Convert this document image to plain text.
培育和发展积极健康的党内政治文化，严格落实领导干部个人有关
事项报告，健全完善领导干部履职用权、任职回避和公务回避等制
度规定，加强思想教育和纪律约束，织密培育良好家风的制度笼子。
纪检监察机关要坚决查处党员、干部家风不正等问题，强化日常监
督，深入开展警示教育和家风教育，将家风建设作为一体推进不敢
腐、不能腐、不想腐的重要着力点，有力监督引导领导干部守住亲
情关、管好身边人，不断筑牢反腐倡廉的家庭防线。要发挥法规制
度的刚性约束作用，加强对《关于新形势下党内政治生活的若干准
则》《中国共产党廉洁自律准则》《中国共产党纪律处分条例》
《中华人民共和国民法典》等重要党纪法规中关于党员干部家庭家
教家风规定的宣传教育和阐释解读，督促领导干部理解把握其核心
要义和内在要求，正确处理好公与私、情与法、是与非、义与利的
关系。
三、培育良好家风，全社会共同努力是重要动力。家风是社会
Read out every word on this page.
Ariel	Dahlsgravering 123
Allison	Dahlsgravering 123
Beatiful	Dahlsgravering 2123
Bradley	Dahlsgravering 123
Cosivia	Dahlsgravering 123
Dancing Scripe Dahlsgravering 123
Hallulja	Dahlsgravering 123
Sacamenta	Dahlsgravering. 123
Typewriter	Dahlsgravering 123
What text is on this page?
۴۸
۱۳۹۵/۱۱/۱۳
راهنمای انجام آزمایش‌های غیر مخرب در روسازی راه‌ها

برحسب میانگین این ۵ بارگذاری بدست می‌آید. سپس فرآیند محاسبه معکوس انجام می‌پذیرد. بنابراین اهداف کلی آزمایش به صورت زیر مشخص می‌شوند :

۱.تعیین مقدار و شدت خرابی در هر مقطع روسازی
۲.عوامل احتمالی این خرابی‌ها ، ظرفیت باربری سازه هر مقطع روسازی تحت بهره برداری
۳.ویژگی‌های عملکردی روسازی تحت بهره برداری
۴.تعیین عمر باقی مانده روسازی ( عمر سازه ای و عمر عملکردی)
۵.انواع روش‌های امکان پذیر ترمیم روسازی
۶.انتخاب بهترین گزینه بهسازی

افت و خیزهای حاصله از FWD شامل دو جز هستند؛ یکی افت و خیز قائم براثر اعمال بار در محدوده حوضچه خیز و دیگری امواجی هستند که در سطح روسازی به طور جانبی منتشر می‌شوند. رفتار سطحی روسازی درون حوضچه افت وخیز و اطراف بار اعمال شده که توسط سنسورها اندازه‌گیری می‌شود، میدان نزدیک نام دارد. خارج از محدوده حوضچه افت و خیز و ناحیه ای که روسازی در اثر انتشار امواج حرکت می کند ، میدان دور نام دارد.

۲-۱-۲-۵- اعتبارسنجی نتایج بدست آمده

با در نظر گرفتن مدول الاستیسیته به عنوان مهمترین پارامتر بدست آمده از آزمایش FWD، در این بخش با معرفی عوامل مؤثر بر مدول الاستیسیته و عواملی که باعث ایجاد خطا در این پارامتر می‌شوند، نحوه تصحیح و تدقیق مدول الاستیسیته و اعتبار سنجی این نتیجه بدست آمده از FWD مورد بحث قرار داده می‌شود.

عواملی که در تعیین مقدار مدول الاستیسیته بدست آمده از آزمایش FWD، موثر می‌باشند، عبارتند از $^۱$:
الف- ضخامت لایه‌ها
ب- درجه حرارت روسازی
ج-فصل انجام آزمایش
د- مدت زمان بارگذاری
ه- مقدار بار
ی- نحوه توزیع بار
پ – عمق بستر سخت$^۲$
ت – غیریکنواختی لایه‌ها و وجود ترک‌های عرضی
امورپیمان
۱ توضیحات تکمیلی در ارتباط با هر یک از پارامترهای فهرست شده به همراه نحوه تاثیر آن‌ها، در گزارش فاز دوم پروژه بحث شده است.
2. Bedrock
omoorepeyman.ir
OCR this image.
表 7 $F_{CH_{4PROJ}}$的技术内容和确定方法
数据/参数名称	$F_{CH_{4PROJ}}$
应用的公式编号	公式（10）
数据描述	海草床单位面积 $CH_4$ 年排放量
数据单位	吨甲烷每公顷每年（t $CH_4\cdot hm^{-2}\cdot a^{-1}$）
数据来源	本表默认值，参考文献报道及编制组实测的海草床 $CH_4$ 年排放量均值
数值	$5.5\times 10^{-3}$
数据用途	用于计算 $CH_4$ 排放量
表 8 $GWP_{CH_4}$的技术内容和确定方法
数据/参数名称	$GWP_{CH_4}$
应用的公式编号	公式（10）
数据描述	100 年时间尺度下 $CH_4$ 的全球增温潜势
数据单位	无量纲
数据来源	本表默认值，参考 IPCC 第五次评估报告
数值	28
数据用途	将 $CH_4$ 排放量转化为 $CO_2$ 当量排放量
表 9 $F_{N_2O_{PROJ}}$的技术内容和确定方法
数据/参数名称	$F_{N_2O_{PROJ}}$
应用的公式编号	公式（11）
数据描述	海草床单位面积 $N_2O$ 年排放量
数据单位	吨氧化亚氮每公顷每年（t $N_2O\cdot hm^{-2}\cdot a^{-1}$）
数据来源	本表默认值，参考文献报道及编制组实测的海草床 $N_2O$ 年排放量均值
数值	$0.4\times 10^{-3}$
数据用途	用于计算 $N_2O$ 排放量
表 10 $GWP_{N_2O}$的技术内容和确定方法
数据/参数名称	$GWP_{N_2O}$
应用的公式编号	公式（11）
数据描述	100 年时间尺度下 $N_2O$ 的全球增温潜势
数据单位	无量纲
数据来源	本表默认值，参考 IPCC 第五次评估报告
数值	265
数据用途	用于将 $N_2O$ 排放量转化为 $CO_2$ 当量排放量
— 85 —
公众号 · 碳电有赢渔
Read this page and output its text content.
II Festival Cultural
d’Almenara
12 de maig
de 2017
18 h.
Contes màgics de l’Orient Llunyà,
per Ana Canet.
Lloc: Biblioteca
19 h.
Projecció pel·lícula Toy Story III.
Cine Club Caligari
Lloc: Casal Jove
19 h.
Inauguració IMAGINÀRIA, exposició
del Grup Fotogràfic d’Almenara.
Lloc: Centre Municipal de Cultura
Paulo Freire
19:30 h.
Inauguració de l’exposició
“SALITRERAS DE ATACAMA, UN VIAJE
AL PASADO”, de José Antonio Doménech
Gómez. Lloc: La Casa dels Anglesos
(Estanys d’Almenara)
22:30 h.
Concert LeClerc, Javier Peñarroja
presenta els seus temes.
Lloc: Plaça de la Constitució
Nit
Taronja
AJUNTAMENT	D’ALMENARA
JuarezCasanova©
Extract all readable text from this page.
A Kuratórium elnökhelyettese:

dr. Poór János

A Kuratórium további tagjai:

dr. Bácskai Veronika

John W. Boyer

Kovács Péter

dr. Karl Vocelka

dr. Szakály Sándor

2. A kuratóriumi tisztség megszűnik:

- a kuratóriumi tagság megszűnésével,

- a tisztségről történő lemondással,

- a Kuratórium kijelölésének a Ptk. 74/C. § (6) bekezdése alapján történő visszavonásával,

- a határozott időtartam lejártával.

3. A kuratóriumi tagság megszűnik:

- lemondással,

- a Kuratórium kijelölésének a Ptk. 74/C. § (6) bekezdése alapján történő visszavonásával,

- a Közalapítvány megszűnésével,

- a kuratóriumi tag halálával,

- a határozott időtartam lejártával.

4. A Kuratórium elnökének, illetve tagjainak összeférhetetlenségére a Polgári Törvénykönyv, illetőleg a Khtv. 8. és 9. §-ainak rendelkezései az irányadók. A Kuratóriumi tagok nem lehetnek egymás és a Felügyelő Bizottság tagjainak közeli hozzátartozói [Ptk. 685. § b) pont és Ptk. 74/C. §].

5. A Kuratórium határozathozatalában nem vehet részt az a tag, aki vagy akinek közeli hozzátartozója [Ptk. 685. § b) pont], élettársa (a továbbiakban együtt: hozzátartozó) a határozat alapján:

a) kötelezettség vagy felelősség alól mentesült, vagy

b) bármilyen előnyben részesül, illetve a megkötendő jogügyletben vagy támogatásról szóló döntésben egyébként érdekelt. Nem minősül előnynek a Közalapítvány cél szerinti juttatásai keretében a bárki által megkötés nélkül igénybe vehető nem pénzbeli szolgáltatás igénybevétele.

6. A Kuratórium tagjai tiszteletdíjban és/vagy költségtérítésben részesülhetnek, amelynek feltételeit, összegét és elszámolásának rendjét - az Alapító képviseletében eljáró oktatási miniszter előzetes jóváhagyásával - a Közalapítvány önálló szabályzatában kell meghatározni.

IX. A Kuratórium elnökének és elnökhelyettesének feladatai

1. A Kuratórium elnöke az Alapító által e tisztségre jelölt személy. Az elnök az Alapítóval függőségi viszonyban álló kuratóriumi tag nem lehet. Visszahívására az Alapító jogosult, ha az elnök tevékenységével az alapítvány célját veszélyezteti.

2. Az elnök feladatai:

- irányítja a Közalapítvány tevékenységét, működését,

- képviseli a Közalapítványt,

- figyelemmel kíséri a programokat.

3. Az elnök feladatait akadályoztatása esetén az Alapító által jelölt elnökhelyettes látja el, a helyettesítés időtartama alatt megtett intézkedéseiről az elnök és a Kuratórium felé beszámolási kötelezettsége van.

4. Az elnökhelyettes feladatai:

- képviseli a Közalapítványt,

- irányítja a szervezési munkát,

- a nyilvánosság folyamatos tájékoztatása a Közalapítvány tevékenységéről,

## WORK TO DO
Each line in the listing above that contains "Dahlsgravering" should be copied.

## PROBLEM SOLUTION
Ariel	Dahlsgravering 123
Allison	Dahlsgravering 123
Beatiful	Dahlsgravering 2123
Bradley	Dahlsgravering 123
Cosivia	Dahlsgravering 123
Dancing Scripe Dahlsgravering 123
Hallulja	Dahlsgravering 123
Sacamenta	Dahlsgravering. 123
Typewriter	Dahlsgravering 123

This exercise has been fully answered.